What you should do: Without the pictures, give the entries below again exactly as written.

START Source records

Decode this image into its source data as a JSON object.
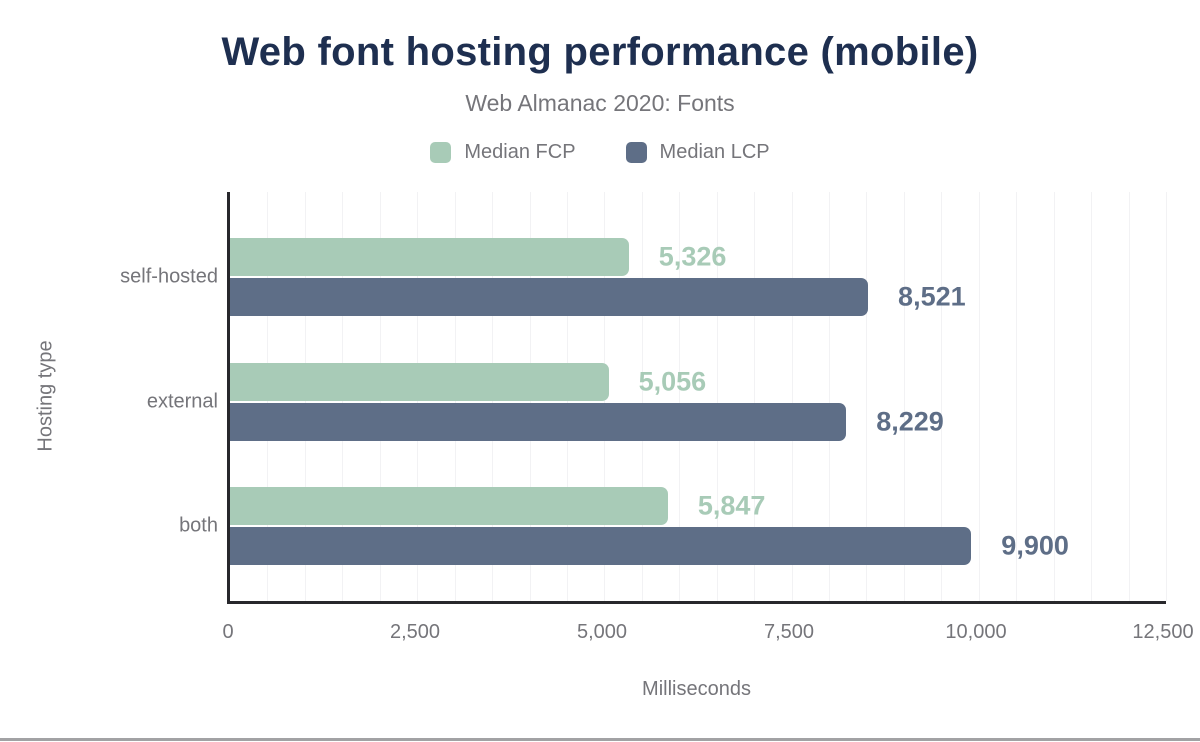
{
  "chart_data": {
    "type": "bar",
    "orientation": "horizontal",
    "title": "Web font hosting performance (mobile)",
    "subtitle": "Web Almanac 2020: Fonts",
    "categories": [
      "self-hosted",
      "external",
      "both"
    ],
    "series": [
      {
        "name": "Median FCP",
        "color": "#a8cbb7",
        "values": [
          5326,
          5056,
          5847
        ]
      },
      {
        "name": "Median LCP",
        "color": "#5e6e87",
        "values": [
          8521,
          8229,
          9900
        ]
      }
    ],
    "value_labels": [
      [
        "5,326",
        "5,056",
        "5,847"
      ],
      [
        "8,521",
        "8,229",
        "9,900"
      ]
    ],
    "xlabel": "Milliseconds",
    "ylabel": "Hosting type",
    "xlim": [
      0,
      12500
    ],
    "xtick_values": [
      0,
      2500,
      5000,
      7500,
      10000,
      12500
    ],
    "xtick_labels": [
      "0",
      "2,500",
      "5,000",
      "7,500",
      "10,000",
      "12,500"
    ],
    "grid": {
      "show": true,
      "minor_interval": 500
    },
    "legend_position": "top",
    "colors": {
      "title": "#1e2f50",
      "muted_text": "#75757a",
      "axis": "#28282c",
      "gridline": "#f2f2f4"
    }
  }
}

END Source records

Solution for this exercise:
Decode this image into its source data as a JSON object.
{
  "chart_data": {
    "type": "bar",
    "orientation": "horizontal",
    "title": "Web font hosting performance (mobile)",
    "subtitle": "Web Almanac 2020: Fonts",
    "categories": [
      "self-hosted",
      "external",
      "both"
    ],
    "series": [
      {
        "name": "Median FCP",
        "color": "#a8cbb7",
        "values": [
          5326,
          5056,
          5847
        ]
      },
      {
        "name": "Median LCP",
        "color": "#5e6e87",
        "values": [
          8521,
          8229,
          9900
        ]
      }
    ],
    "value_labels": [
      [
        "5,326",
        "5,056",
        "5,847"
      ],
      [
        "8,521",
        "8,229",
        "9,900"
      ]
    ],
    "xlabel": "Milliseconds",
    "ylabel": "Hosting type",
    "xlim": [
      0,
      12500
    ],
    "xtick_values": [
      0,
      2500,
      5000,
      7500,
      10000,
      12500
    ],
    "xtick_labels": [
      "0",
      "2,500",
      "5,000",
      "7,500",
      "10,000",
      "12,500"
    ],
    "grid": {
      "show": true,
      "minor_interval": 500
    },
    "legend_position": "top",
    "colors": {
      "title": "#1e2f50",
      "muted_text": "#75757a",
      "axis": "#28282c",
      "gridline": "#f2f2f4"
    }
  }
}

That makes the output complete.